>> Begin SUPPLIED RECORDS
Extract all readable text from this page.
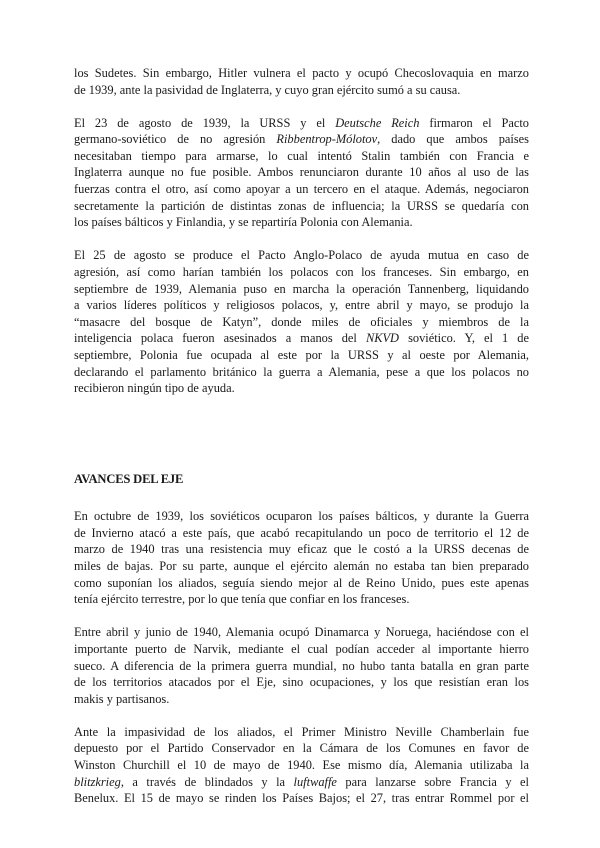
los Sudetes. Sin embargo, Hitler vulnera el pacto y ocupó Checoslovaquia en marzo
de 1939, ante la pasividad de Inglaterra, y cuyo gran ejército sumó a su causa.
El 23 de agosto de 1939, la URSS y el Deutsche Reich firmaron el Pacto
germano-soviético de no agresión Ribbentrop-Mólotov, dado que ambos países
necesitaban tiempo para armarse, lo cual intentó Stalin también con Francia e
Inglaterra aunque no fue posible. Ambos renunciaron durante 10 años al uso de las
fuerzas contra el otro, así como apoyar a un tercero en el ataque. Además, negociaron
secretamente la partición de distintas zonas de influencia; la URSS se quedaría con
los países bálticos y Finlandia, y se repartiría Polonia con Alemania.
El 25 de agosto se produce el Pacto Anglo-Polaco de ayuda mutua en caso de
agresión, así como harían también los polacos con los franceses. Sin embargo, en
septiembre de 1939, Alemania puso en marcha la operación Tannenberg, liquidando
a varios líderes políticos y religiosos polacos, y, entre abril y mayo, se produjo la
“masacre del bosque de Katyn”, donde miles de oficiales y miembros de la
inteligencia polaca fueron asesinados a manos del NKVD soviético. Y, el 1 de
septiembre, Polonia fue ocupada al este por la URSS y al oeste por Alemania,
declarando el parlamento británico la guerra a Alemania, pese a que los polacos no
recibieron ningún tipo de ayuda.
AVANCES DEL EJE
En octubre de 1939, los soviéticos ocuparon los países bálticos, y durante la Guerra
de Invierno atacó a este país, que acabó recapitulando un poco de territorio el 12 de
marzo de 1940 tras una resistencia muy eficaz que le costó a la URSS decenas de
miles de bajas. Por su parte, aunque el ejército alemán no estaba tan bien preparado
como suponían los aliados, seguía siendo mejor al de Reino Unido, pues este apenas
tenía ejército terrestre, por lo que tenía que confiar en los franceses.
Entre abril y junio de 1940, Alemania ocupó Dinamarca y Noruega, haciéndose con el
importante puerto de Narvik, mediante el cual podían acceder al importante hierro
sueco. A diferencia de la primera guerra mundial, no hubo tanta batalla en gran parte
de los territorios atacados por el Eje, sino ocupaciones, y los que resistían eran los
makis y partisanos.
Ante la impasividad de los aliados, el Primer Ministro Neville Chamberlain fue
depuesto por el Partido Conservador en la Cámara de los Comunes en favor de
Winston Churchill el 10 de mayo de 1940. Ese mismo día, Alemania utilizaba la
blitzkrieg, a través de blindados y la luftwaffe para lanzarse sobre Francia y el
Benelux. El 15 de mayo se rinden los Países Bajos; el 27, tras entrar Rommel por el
>> End SUPPLIED RECORDS
>> Begin SUPPLIED RECORDS
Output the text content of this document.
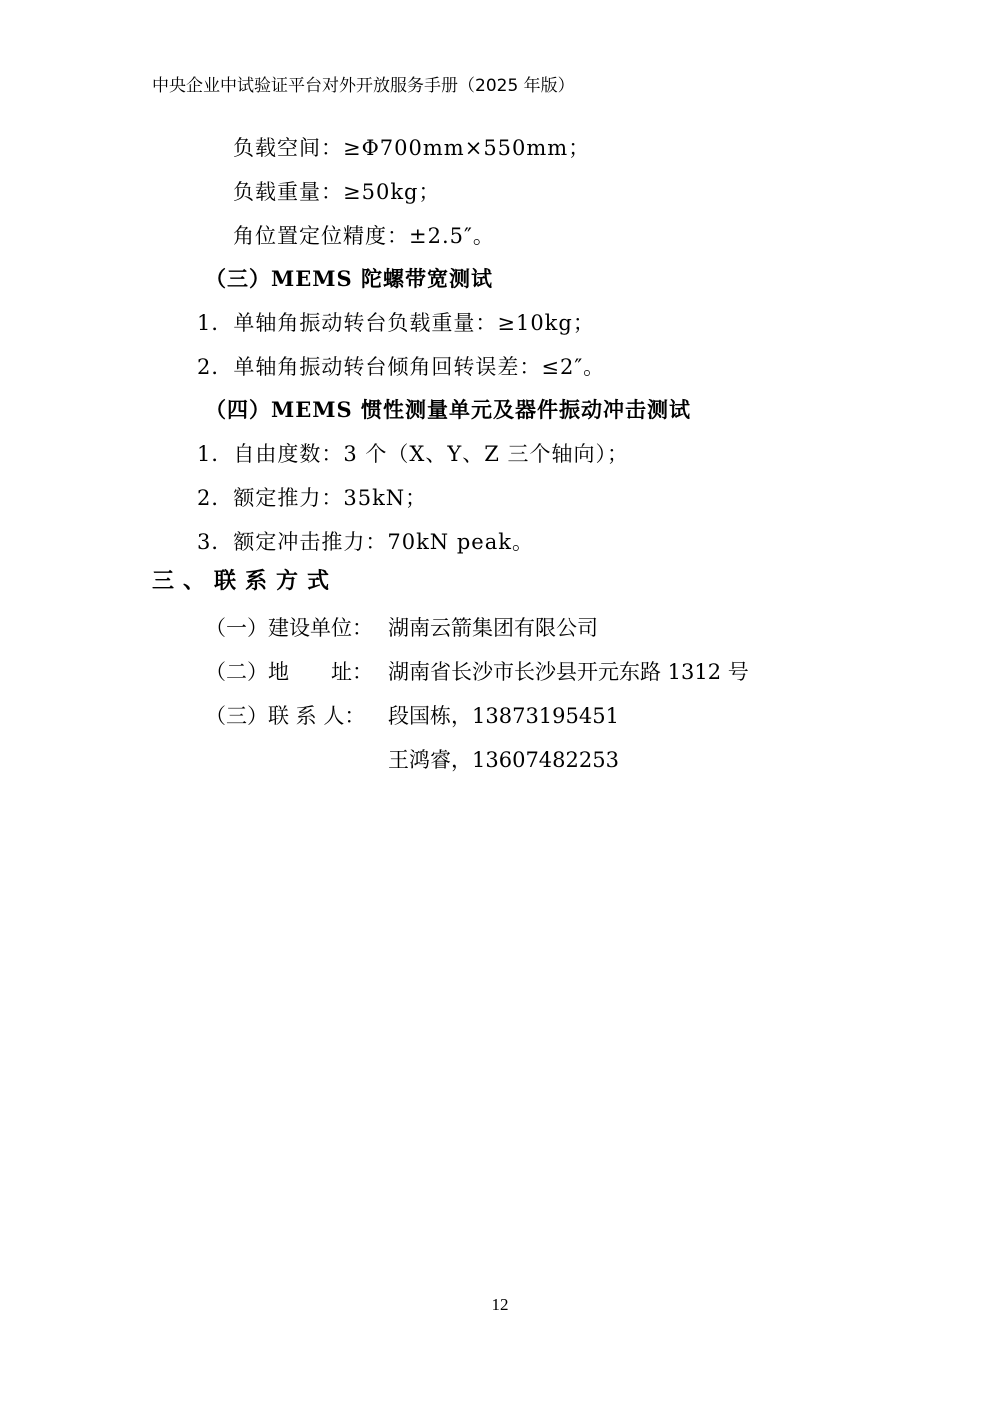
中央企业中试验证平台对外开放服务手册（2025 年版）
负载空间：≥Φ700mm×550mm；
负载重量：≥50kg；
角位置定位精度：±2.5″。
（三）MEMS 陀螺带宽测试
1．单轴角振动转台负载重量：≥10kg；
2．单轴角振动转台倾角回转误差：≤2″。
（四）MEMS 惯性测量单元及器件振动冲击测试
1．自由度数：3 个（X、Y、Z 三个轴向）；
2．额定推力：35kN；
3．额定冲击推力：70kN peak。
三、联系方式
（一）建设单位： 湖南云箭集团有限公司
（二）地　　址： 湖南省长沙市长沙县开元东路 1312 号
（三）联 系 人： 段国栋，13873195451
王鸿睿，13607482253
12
>> End SUPPLIED RECORDS
OBJECTIVE:
What is the number of lines in this listing that contain the word "parte"? Answer with that number and nothing else.

OUTPUT OF THE EXERCISE:
2